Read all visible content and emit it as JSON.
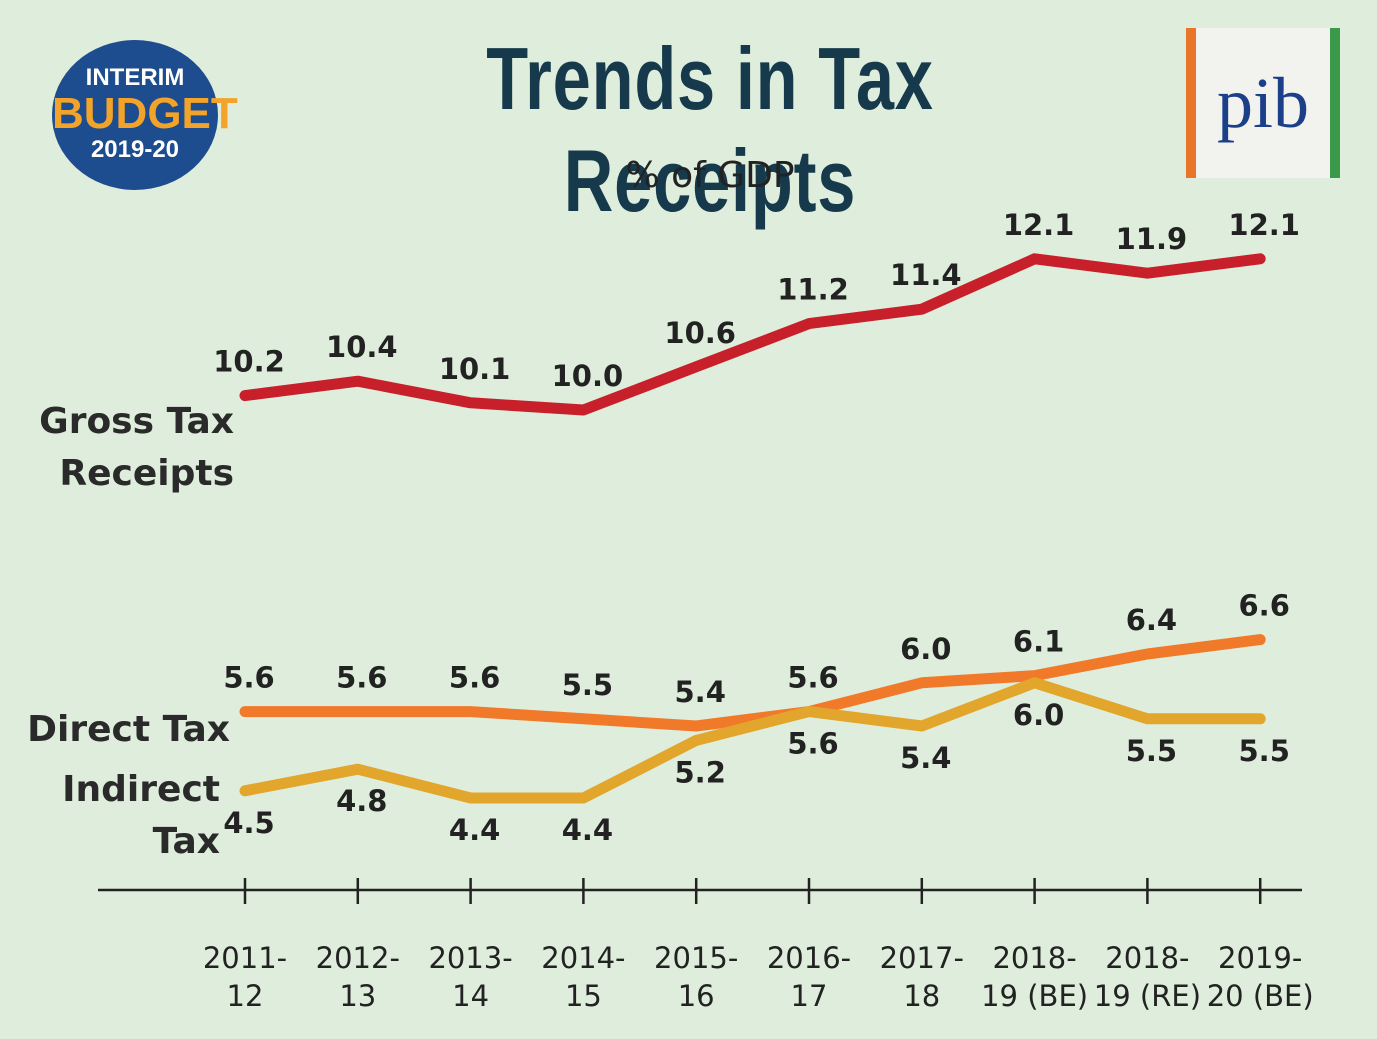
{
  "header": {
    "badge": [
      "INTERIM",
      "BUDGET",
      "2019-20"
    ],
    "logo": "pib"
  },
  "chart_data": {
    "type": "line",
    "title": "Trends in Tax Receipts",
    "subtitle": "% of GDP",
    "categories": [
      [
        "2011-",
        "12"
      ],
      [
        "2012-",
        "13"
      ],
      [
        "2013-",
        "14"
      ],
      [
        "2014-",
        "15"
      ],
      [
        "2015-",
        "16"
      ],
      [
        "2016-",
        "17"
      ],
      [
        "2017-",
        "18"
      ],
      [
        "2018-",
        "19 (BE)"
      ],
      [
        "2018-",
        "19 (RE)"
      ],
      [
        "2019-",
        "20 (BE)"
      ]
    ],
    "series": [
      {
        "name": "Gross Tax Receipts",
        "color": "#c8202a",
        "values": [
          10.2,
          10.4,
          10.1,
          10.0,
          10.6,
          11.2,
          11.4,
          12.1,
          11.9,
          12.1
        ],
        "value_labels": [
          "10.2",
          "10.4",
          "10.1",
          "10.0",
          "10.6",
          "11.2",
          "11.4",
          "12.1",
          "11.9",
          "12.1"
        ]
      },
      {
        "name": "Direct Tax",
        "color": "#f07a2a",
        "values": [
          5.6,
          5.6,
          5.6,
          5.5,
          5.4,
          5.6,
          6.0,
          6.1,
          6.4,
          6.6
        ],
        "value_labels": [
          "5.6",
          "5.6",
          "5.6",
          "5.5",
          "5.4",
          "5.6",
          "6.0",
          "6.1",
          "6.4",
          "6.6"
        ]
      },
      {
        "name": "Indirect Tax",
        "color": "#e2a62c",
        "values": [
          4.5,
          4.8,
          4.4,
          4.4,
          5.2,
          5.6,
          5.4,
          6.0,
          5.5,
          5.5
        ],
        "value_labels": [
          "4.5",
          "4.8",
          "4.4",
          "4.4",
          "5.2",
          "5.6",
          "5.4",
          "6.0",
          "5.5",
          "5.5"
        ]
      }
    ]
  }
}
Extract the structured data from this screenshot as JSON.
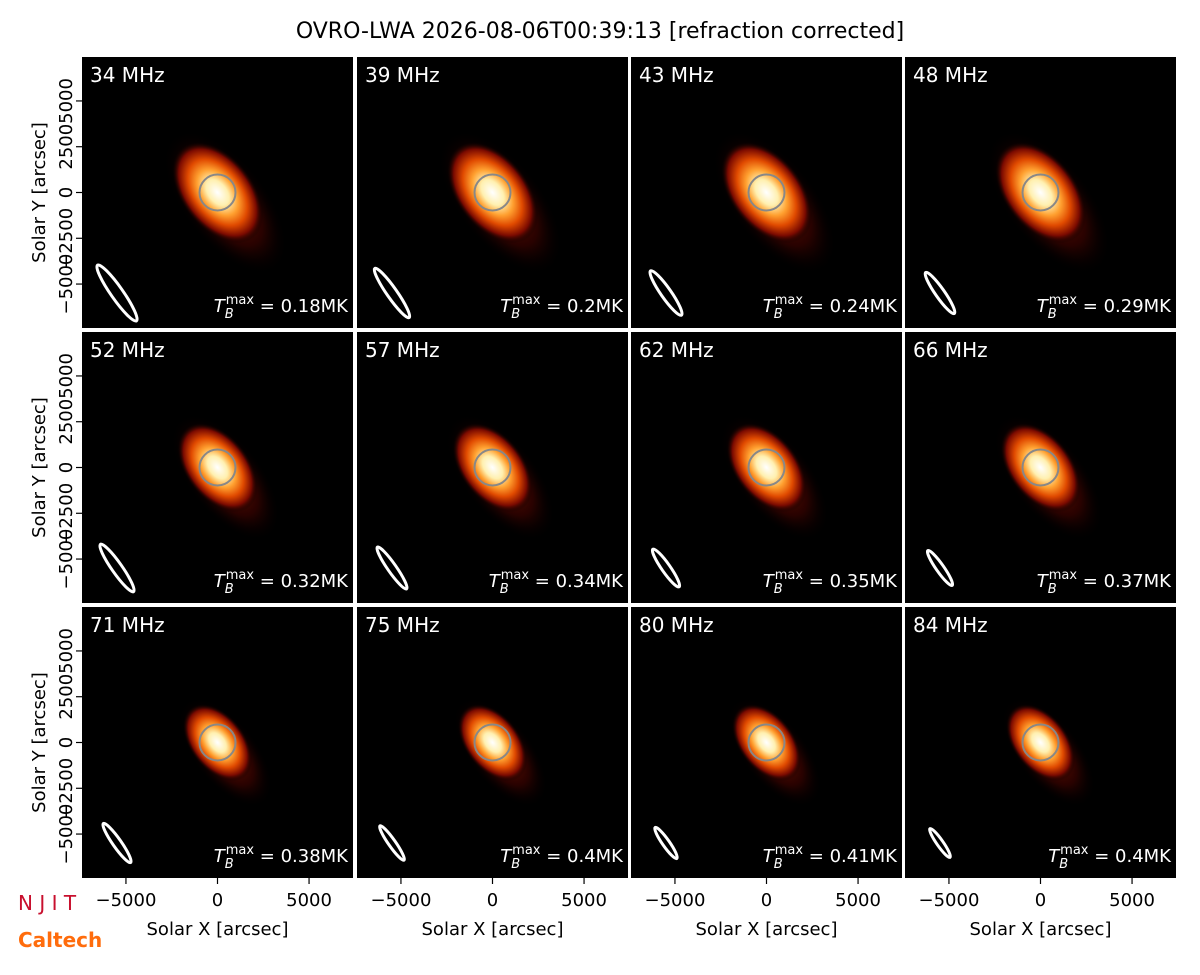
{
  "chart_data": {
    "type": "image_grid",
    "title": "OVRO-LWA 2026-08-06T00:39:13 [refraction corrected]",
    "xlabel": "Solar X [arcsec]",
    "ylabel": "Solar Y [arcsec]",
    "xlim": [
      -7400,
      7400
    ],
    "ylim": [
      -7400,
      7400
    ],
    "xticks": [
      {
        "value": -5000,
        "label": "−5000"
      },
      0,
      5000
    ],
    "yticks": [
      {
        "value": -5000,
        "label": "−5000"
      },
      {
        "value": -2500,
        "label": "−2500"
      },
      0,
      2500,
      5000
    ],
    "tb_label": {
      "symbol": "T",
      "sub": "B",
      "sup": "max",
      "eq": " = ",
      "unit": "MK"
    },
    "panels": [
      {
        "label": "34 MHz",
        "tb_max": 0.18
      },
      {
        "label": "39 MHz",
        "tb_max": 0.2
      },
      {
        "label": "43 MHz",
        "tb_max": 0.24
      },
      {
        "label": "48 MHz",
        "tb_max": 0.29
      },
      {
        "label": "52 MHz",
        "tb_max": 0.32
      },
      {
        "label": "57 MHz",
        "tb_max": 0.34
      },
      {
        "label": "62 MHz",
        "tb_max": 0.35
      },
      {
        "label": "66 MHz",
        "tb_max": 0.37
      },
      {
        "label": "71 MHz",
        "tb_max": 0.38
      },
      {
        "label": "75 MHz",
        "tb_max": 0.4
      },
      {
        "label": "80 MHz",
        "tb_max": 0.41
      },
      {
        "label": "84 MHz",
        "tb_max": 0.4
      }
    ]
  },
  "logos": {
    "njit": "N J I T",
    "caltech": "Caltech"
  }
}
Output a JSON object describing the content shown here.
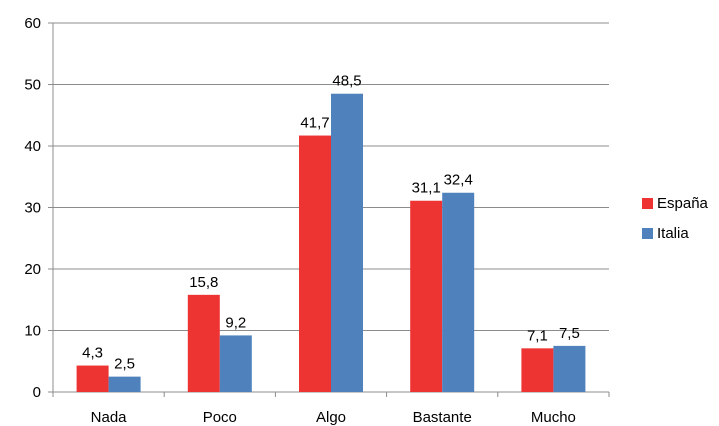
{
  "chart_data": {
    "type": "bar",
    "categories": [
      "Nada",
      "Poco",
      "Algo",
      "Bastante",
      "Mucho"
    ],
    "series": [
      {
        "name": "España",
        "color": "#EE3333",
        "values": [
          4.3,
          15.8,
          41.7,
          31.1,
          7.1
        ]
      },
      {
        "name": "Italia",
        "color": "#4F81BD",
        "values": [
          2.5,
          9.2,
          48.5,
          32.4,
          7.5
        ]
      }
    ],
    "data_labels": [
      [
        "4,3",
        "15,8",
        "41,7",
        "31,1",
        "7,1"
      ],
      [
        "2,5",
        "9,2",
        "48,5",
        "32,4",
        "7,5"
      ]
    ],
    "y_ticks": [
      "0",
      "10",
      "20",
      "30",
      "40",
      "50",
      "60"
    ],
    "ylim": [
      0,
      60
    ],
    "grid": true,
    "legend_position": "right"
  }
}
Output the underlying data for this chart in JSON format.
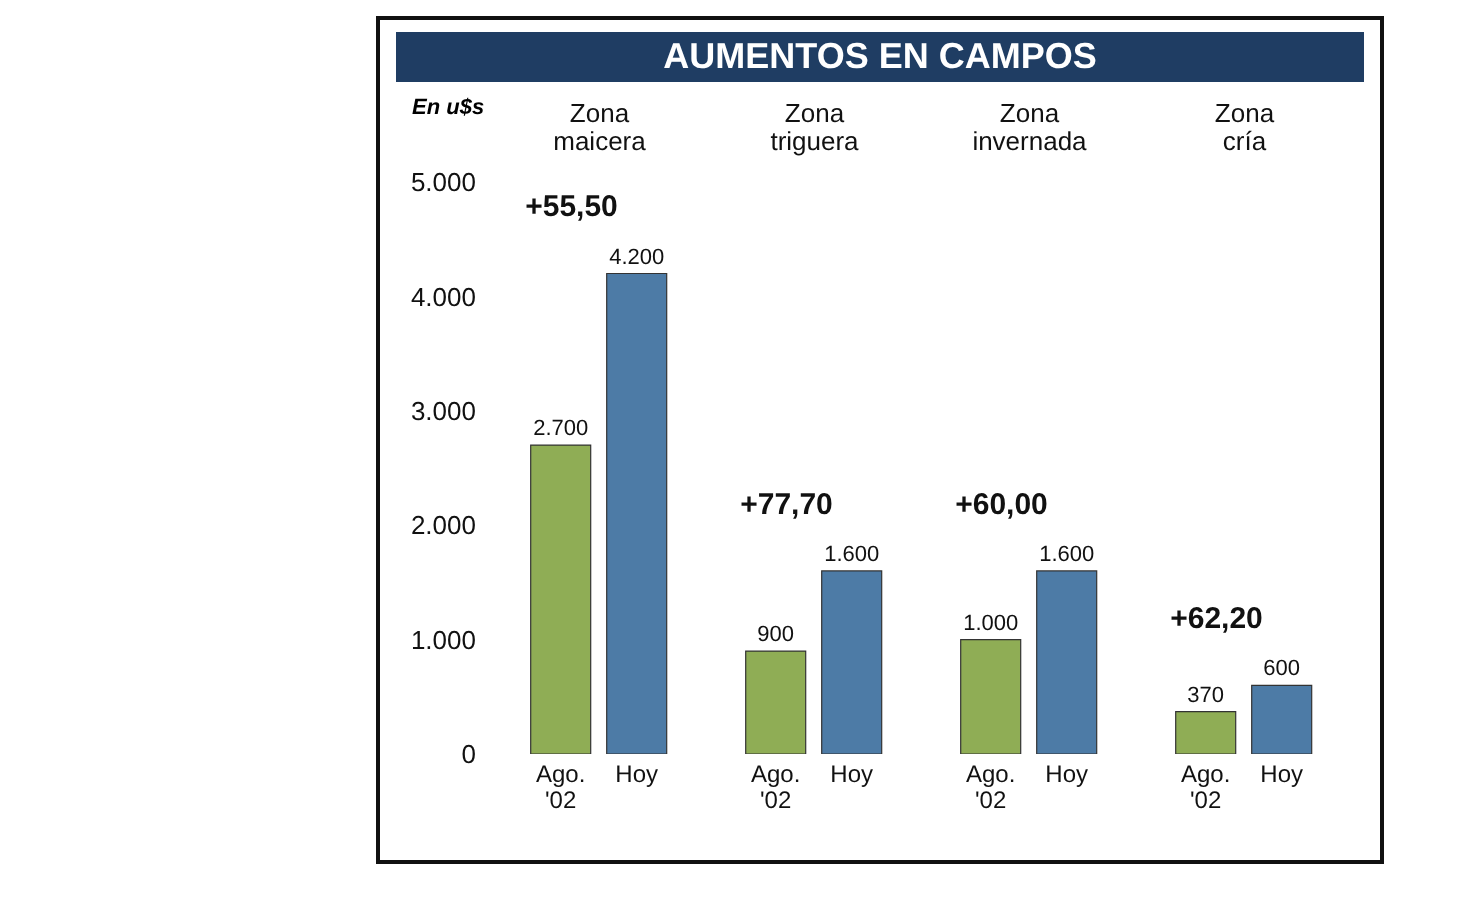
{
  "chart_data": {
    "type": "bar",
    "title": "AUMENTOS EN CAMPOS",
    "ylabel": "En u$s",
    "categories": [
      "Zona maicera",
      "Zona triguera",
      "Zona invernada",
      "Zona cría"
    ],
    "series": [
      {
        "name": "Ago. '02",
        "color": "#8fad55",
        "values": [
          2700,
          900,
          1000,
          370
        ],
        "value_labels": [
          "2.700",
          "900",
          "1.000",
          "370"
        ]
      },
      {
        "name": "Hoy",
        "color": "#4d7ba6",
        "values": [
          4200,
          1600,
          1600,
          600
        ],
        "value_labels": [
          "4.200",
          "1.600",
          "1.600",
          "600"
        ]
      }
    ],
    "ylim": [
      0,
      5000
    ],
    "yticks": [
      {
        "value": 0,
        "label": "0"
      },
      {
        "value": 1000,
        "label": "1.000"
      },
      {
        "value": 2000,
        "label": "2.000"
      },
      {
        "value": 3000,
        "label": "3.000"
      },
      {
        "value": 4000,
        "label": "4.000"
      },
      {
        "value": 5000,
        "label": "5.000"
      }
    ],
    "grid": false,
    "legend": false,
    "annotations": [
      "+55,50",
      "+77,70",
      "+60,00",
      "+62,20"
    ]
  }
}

* * * * * * *

**OBJECTIVE**
Output the lines above in full and exactly as given, omitting any pictures.

**WRITTEN SOLUTION**
Read all visible content and emit it as JSON.
{
  "header": {
    "badge": [
      "INTERIM",
      "BUDGET",
      "2019-20"
    ],
    "logo": "pib"
  },
  "chart_data": {
    "type": "line",
    "title": "Trends in Tax Receipts",
    "subtitle": "% of GDP",
    "categories": [
      [
        "2011-",
        "12"
      ],
      [
        "2012-",
        "13"
      ],
      [
        "2013-",
        "14"
      ],
      [
        "2014-",
        "15"
      ],
      [
        "2015-",
        "16"
      ],
      [
        "2016-",
        "17"
      ],
      [
        "2017-",
        "18"
      ],
      [
        "2018-",
        "19 (BE)"
      ],
      [
        "2018-",
        "19 (RE)"
      ],
      [
        "2019-",
        "20 (BE)"
      ]
    ],
    "series": [
      {
        "name": "Gross Tax Receipts",
        "color": "#c8202a",
        "values": [
          10.2,
          10.4,
          10.1,
          10.0,
          10.6,
          11.2,
          11.4,
          12.1,
          11.9,
          12.1
        ],
        "value_labels": [
          "10.2",
          "10.4",
          "10.1",
          "10.0",
          "10.6",
          "11.2",
          "11.4",
          "12.1",
          "11.9",
          "12.1"
        ]
      },
      {
        "name": "Direct Tax",
        "color": "#f07a2a",
        "values": [
          5.6,
          5.6,
          5.6,
          5.5,
          5.4,
          5.6,
          6.0,
          6.1,
          6.4,
          6.6
        ],
        "value_labels": [
          "5.6",
          "5.6",
          "5.6",
          "5.5",
          "5.4",
          "5.6",
          "6.0",
          "6.1",
          "6.4",
          "6.6"
        ]
      },
      {
        "name": "Indirect Tax",
        "color": "#e2a62c",
        "values": [
          4.5,
          4.8,
          4.4,
          4.4,
          5.2,
          5.6,
          5.4,
          6.0,
          5.5,
          5.5
        ],
        "value_labels": [
          "4.5",
          "4.8",
          "4.4",
          "4.4",
          "5.2",
          "5.6",
          "5.4",
          "6.0",
          "5.5",
          "5.5"
        ]
      }
    ]
  }
}
Extract the structured data from this screenshot as JSON.
{
  "chart_data": {
    "type": "image_grid",
    "title": "OVRO-LWA 2026-08-06T00:39:13 [refraction corrected]",
    "xlabel": "Solar X [arcsec]",
    "ylabel": "Solar Y [arcsec]",
    "xlim": [
      -7400,
      7400
    ],
    "ylim": [
      -7400,
      7400
    ],
    "xticks": [
      {
        "value": -5000,
        "label": "−5000"
      },
      0,
      5000
    ],
    "yticks": [
      {
        "value": -5000,
        "label": "−5000"
      },
      {
        "value": -2500,
        "label": "−2500"
      },
      0,
      2500,
      5000
    ],
    "tb_label": {
      "symbol": "T",
      "sub": "B",
      "sup": "max",
      "eq": " = ",
      "unit": "MK"
    },
    "panels": [
      {
        "label": "34 MHz",
        "tb_max": 0.18
      },
      {
        "label": "39 MHz",
        "tb_max": 0.2
      },
      {
        "label": "43 MHz",
        "tb_max": 0.24
      },
      {
        "label": "48 MHz",
        "tb_max": 0.29
      },
      {
        "label": "52 MHz",
        "tb_max": 0.32
      },
      {
        "label": "57 MHz",
        "tb_max": 0.34
      },
      {
        "label": "62 MHz",
        "tb_max": 0.35
      },
      {
        "label": "66 MHz",
        "tb_max": 0.37
      },
      {
        "label": "71 MHz",
        "tb_max": 0.38
      },
      {
        "label": "75 MHz",
        "tb_max": 0.4
      },
      {
        "label": "80 MHz",
        "tb_max": 0.41
      },
      {
        "label": "84 MHz",
        "tb_max": 0.4
      }
    ]
  },
  "logos": {
    "njit": "N J I T",
    "caltech": "Caltech"
  }
}
Output a JSON object describing the content shown here.
{
  "chart_data": {
    "type": "bar",
    "categories": [
      "Nada",
      "Poco",
      "Algo",
      "Bastante",
      "Mucho"
    ],
    "series": [
      {
        "name": "España",
        "color": "#EE3333",
        "values": [
          4.3,
          15.8,
          41.7,
          31.1,
          7.1
        ]
      },
      {
        "name": "Italia",
        "color": "#4F81BD",
        "values": [
          2.5,
          9.2,
          48.5,
          32.4,
          7.5
        ]
      }
    ],
    "data_labels": [
      [
        "4,3",
        "15,8",
        "41,7",
        "31,1",
        "7,1"
      ],
      [
        "2,5",
        "9,2",
        "48,5",
        "32,4",
        "7,5"
      ]
    ],
    "y_ticks": [
      "0",
      "10",
      "20",
      "30",
      "40",
      "50",
      "60"
    ],
    "ylim": [
      0,
      60
    ],
    "grid": true,
    "legend_position": "right"
  }
}
Output the underlying data for this chart in JSON format.
{
  "chart_data": {
    "type": "bar",
    "title": "AUMENTOS EN CAMPOS",
    "ylabel": "En u$s",
    "categories": [
      "Zona maicera",
      "Zona triguera",
      "Zona invernada",
      "Zona cría"
    ],
    "series": [
      {
        "name": "Ago. '02",
        "color": "#8fad55",
        "values": [
          2700,
          900,
          1000,
          370
        ],
        "value_labels": [
          "2.700",
          "900",
          "1.000",
          "370"
        ]
      },
      {
        "name": "Hoy",
        "color": "#4d7ba6",
        "values": [
          4200,
          1600,
          1600,
          600
        ],
        "value_labels": [
          "4.200",
          "1.600",
          "1.600",
          "600"
        ]
      }
    ],
    "ylim": [
      0,
      5000
    ],
    "yticks": [
      {
        "value": 0,
        "label": "0"
      },
      {
        "value": 1000,
        "label": "1.000"
      },
      {
        "value": 2000,
        "label": "2.000"
      },
      {
        "value": 3000,
        "label": "3.000"
      },
      {
        "value": 4000,
        "label": "4.000"
      },
      {
        "value": 5000,
        "label": "5.000"
      }
    ],
    "grid": false,
    "legend": false,
    "annotations": [
      "+55,50",
      "+77,70",
      "+60,00",
      "+62,20"
    ]
  }
}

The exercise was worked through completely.